## THE TASK:
Scan the entries and tally the lines that include the string "this". Reply with the figure alone.

## SUPPLIED DATA:
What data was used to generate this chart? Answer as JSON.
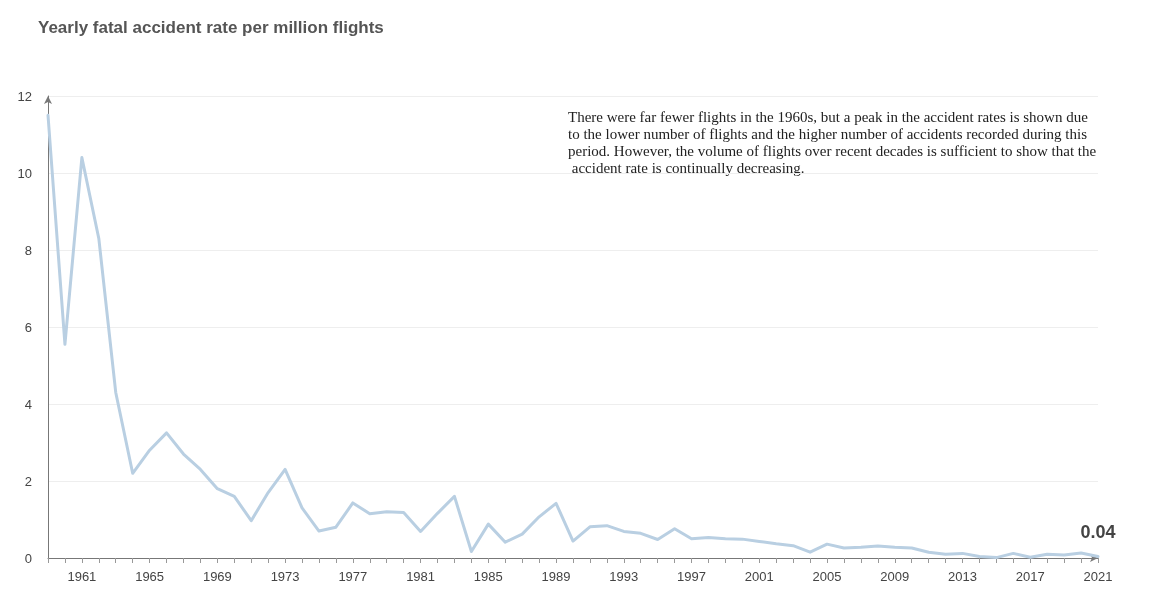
{
  "chart_data": {
    "type": "line",
    "title": "Yearly fatal accident rate per million flights",
    "categories": [
      null,
      null,
      "1961",
      null,
      null,
      null,
      "1965",
      null,
      null,
      null,
      "1969",
      null,
      null,
      null,
      "1973",
      null,
      null,
      null,
      "1977",
      null,
      null,
      null,
      "1981",
      null,
      null,
      null,
      "1985",
      null,
      null,
      null,
      "1989",
      null,
      null,
      null,
      "1993",
      null,
      null,
      null,
      "1997",
      null,
      null,
      null,
      "2001",
      null,
      null,
      null,
      "2005",
      null,
      null,
      null,
      "2009",
      null,
      null,
      null,
      "2013",
      null,
      null,
      null,
      "2017",
      null,
      null,
      null,
      "2021"
    ],
    "series": [
      {
        "color": "#b9cfe2",
        "values": [
          11.5,
          5.55,
          10.4,
          8.3,
          4.3,
          2.2,
          2.8,
          3.25,
          2.7,
          2.3,
          1.8,
          1.6,
          0.97,
          1.7,
          2.3,
          1.3,
          0.7,
          0.8,
          1.43,
          1.15,
          1.2,
          1.18,
          0.69,
          1.16,
          1.6,
          0.17,
          0.88,
          0.41,
          0.62,
          1.07,
          1.42,
          0.44,
          0.81,
          0.84,
          0.69,
          0.64,
          0.48,
          0.76,
          0.5,
          0.53,
          0.5,
          0.49,
          0.43,
          0.37,
          0.32,
          0.15,
          0.36,
          0.26,
          0.28,
          0.31,
          0.28,
          0.26,
          0.15,
          0.1,
          0.12,
          0.04,
          0.01,
          0.12,
          0.02,
          0.1,
          0.08,
          0.13,
          0.04
        ]
      }
    ],
    "ylim": [
      0,
      12
    ],
    "yticks": [
      0,
      2,
      4,
      6,
      8,
      10,
      12
    ],
    "grid": "y",
    "marker": "none",
    "line_style": "solid",
    "annotations": [
      "There were far fewer flights in the 1960s, but a peak in the accident rates is shown due to the lower number of flights and the higher number of accidents recorded during this period. However, the volume of flights over recent decades is sufficient to show that the accident rate is continually decreasing.",
      {
        "text": "0.04",
        "x": "2021",
        "y": 0.04
      }
    ]
  }
}
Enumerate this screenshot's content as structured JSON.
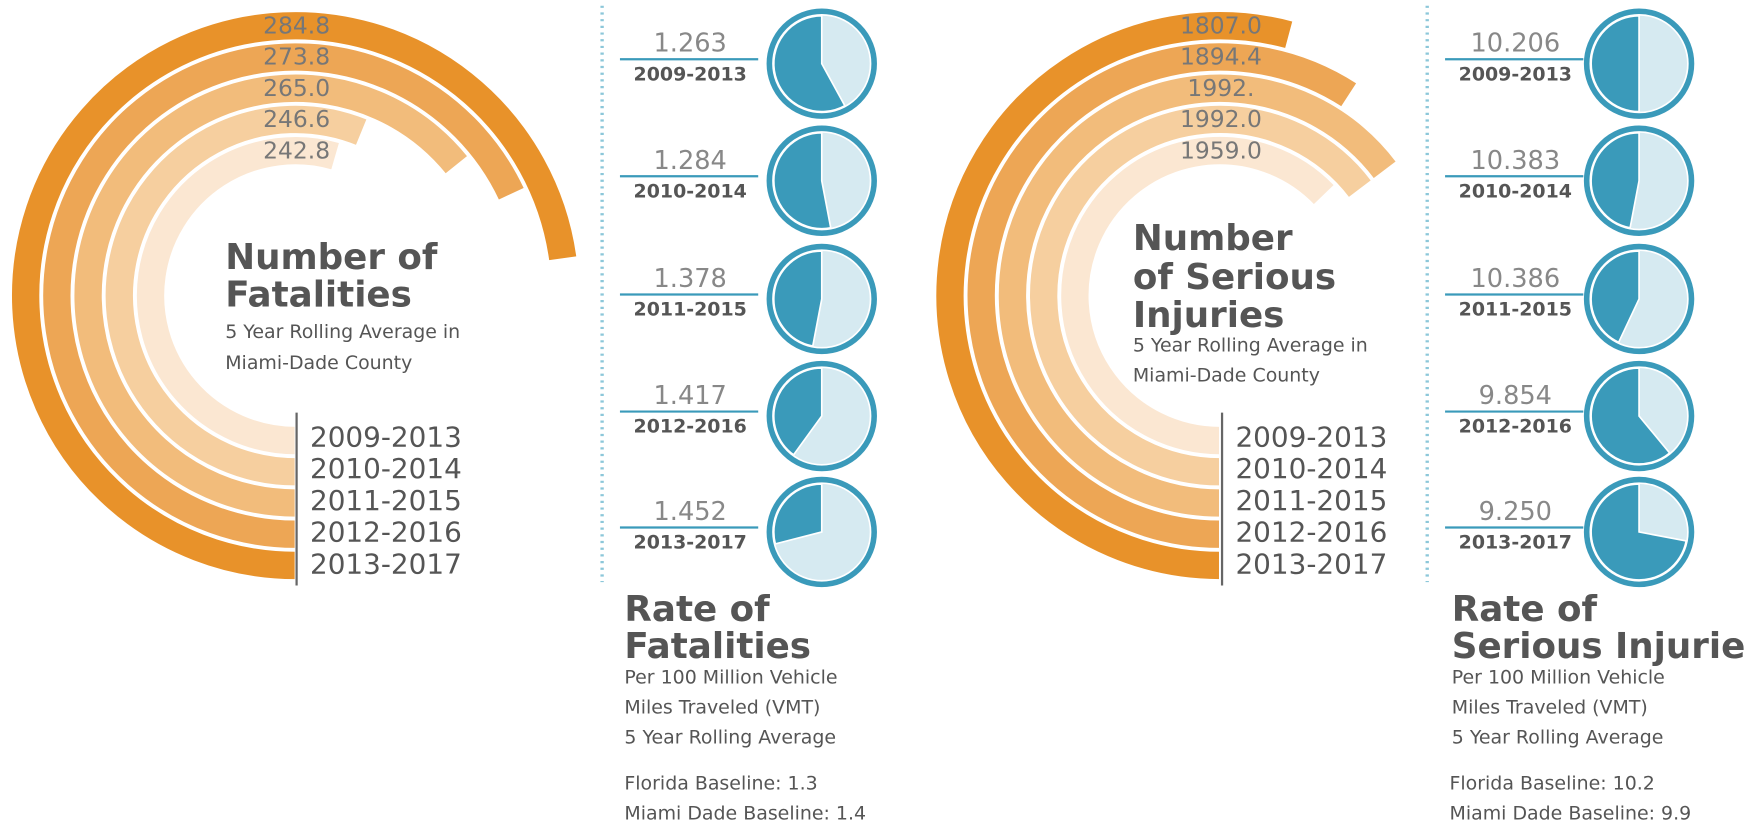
{
  "chart_data": [
    {
      "type": "radial_bar",
      "title": [
        "Number of",
        "Fatalities"
      ],
      "subtitle": [
        "5 Year Rolling Average in",
        "Miami-Dade County"
      ],
      "categories": [
        "2009-2013",
        "2010-2014",
        "2011-2015",
        "2012-2016",
        "2013-2017"
      ],
      "values": [
        242.8,
        246.6,
        265.0,
        273.8,
        284.8
      ],
      "value_labels": [
        "242.8",
        "246.6",
        "265.0",
        "273.8",
        "284.8"
      ],
      "colors": [
        "#fbe7d2",
        "#f6cf9f",
        "#f2bc7b",
        "#eda655",
        "#e8922a"
      ],
      "rlim": [
        118,
        347
      ]
    },
    {
      "type": "pie_column",
      "title": [
        "Rate of",
        "Fatalities"
      ],
      "subtitle": [
        "Per 100 Million Vehicle",
        "Miles Traveled (VMT)",
        "5 Year Rolling Average"
      ],
      "notes": [
        "Florida Baseline: 1.3",
        "Miami Dade Baseline: 1.4"
      ],
      "categories": [
        "2009-2013",
        "2010-2014",
        "2011-2015",
        "2012-2016",
        "2013-2017"
      ],
      "values": [
        1.263,
        1.284,
        1.378,
        1.417,
        1.452
      ],
      "value_labels": [
        "1.263",
        "1.284",
        "1.378",
        "1.417",
        "1.452"
      ],
      "shares": [
        58,
        53,
        47,
        40,
        29
      ],
      "colors": [
        "#3a9aba",
        "#d6eaf1"
      ]
    },
    {
      "type": "radial_bar",
      "title": [
        "Number",
        "of Serious",
        "Injuries"
      ],
      "subtitle": [
        "5 Year Rolling Average in",
        "Miami-Dade County"
      ],
      "categories": [
        "2009-2013",
        "2010-2014",
        "2011-2015",
        "2012-2016",
        "2013-2017"
      ],
      "values": [
        1959.0,
        1992.0,
        1992,
        1894.4,
        1807.0
      ],
      "value_labels": [
        "1959.0",
        "1992.0",
        "1992.",
        "1894.4",
        "1807.0"
      ],
      "colors": [
        "#fbe7d2",
        "#f6cf9f",
        "#f2bc7b",
        "#eda655",
        "#e8922a"
      ],
      "rlim": [
        856,
        2612
      ]
    },
    {
      "type": "pie_column",
      "title": [
        "Rate of",
        "Serious Injuries"
      ],
      "subtitle": [
        "Per 100 Million Vehicle",
        "Miles Traveled (VMT)",
        "5 Year Rolling Average"
      ],
      "notes": [
        "Florida Baseline: 10.2",
        "Miami Dade Baseline: 9.9"
      ],
      "categories": [
        "2009-2013",
        "2010-2014",
        "2011-2015",
        "2012-2016",
        "2013-2017"
      ],
      "values": [
        10.206,
        10.383,
        10.386,
        9.854,
        9.25
      ],
      "value_labels": [
        "10.206",
        "10.383",
        "10.386",
        "9.854",
        "9.250"
      ],
      "shares": [
        50,
        47,
        43,
        61,
        72
      ],
      "colors": [
        "#3a9aba",
        "#d6eaf1"
      ]
    }
  ]
}
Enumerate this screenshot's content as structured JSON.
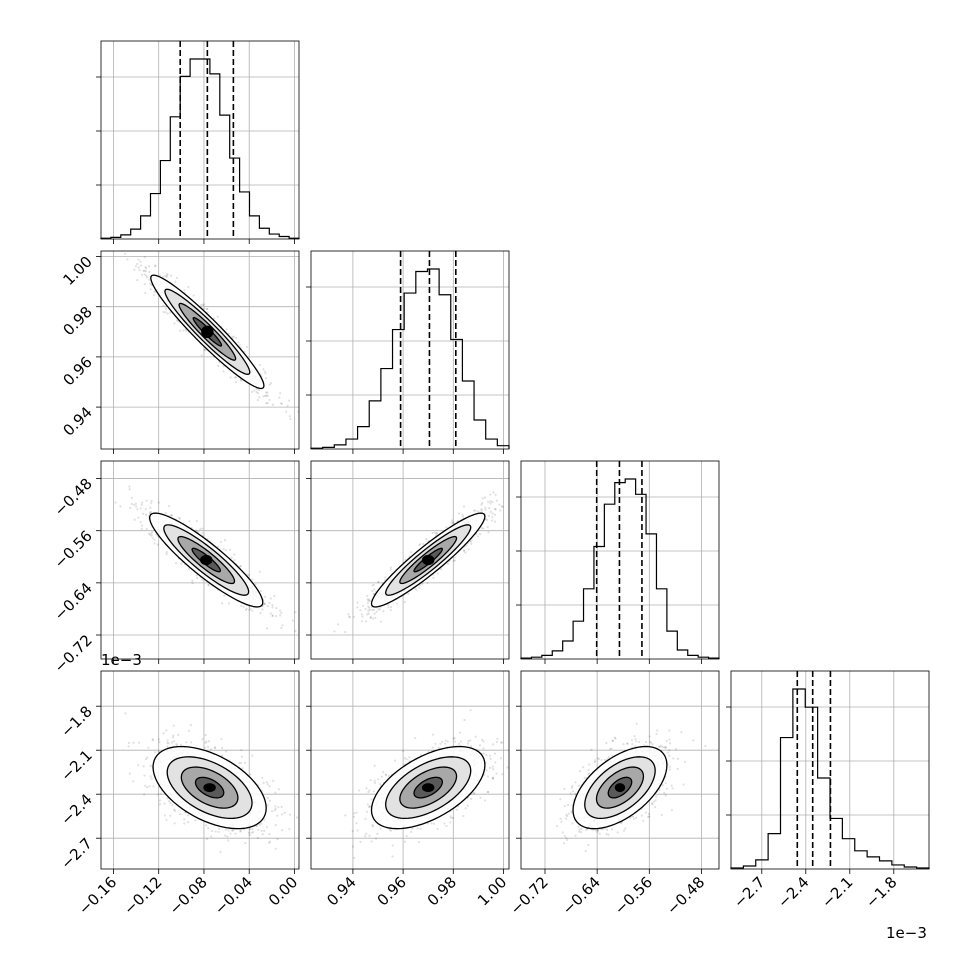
{
  "chart_data": {
    "type": "corner",
    "grid": true,
    "parameters": [
      {
        "xticks": [
          -0.16,
          -0.12,
          -0.08,
          -0.04,
          0.0
        ],
        "ticklabels": [
          "−0.16",
          "−0.12",
          "−0.08",
          "−0.04",
          "0.00"
        ],
        "range": [
          -0.171,
          0.004
        ]
      },
      {
        "xticks": [
          0.94,
          0.96,
          0.98,
          1.0
        ],
        "ticklabels": [
          "0.94",
          "0.96",
          "0.98",
          "1.00"
        ],
        "range": [
          0.9233,
          1.0022
        ]
      },
      {
        "xticks": [
          -0.72,
          -0.64,
          -0.56,
          -0.48
        ],
        "ticklabels": [
          "−0.72",
          "−0.64",
          "−0.56",
          "−0.48"
        ],
        "range": [
          -0.7568,
          -0.4531
        ]
      },
      {
        "xticks": [
          -0.0027,
          -0.0024,
          -0.0021,
          -0.0018
        ],
        "ticklabels": [
          "−2.7",
          "−2.4",
          "−2.1",
          "−1.8"
        ],
        "offset": "1e−3",
        "range": [
          -0.00291,
          -0.00156
        ]
      }
    ],
    "quantiles": [
      [
        -0.101,
        -0.077,
        -0.054
      ],
      [
        0.959,
        0.9705,
        0.981
      ],
      [
        -0.6407,
        -0.6058,
        -0.5713
      ],
      [
        -0.002458,
        -0.002353,
        -0.002232
      ]
    ],
    "histograms": [
      [
        1,
        2,
        5,
        12,
        28,
        55,
        95,
        148,
        197,
        218,
        218,
        200,
        150,
        98,
        57,
        28,
        13,
        6,
        3,
        1
      ],
      [
        1,
        2,
        5,
        12,
        27,
        58,
        97,
        144,
        188,
        214,
        217,
        186,
        132,
        82,
        35,
        12,
        4
      ],
      [
        1,
        2,
        4,
        9,
        20,
        42,
        78,
        125,
        172,
        196,
        200,
        183,
        139,
        78,
        31,
        10,
        4,
        2,
        1
      ],
      [
        1,
        3,
        9,
        35,
        130,
        178,
        160,
        90,
        50,
        30,
        18,
        12,
        8,
        4,
        2,
        1
      ]
    ],
    "pairs": [
      {
        "row": 1,
        "col": 0,
        "center": [
          -0.077,
          0.97
        ],
        "sd": [
          0.025,
          0.0113
        ],
        "rho": -0.95
      },
      {
        "row": 2,
        "col": 0,
        "center": [
          -0.078,
          -0.605
        ],
        "sd": [
          0.025,
          0.036
        ],
        "rho": -0.9
      },
      {
        "row": 2,
        "col": 1,
        "center": [
          0.97,
          -0.605
        ],
        "sd": [
          0.0113,
          0.036
        ],
        "rho": 0.93
      },
      {
        "row": 3,
        "col": 0,
        "center": [
          -0.075,
          -0.002355
        ],
        "sd": [
          0.025,
          0.00014
        ],
        "rho": -0.5
      },
      {
        "row": 3,
        "col": 1,
        "center": [
          0.97,
          -0.002355
        ],
        "sd": [
          0.0113,
          0.00014
        ],
        "rho": 0.55
      },
      {
        "row": 3,
        "col": 2,
        "center": [
          -0.605,
          -0.002355
        ],
        "sd": [
          0.036,
          0.00014
        ],
        "rho": 0.55
      }
    ]
  },
  "offset_labels": {
    "left": "1e−3",
    "bottom": "1e−3"
  }
}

## EXERCISE OUTPUT:
4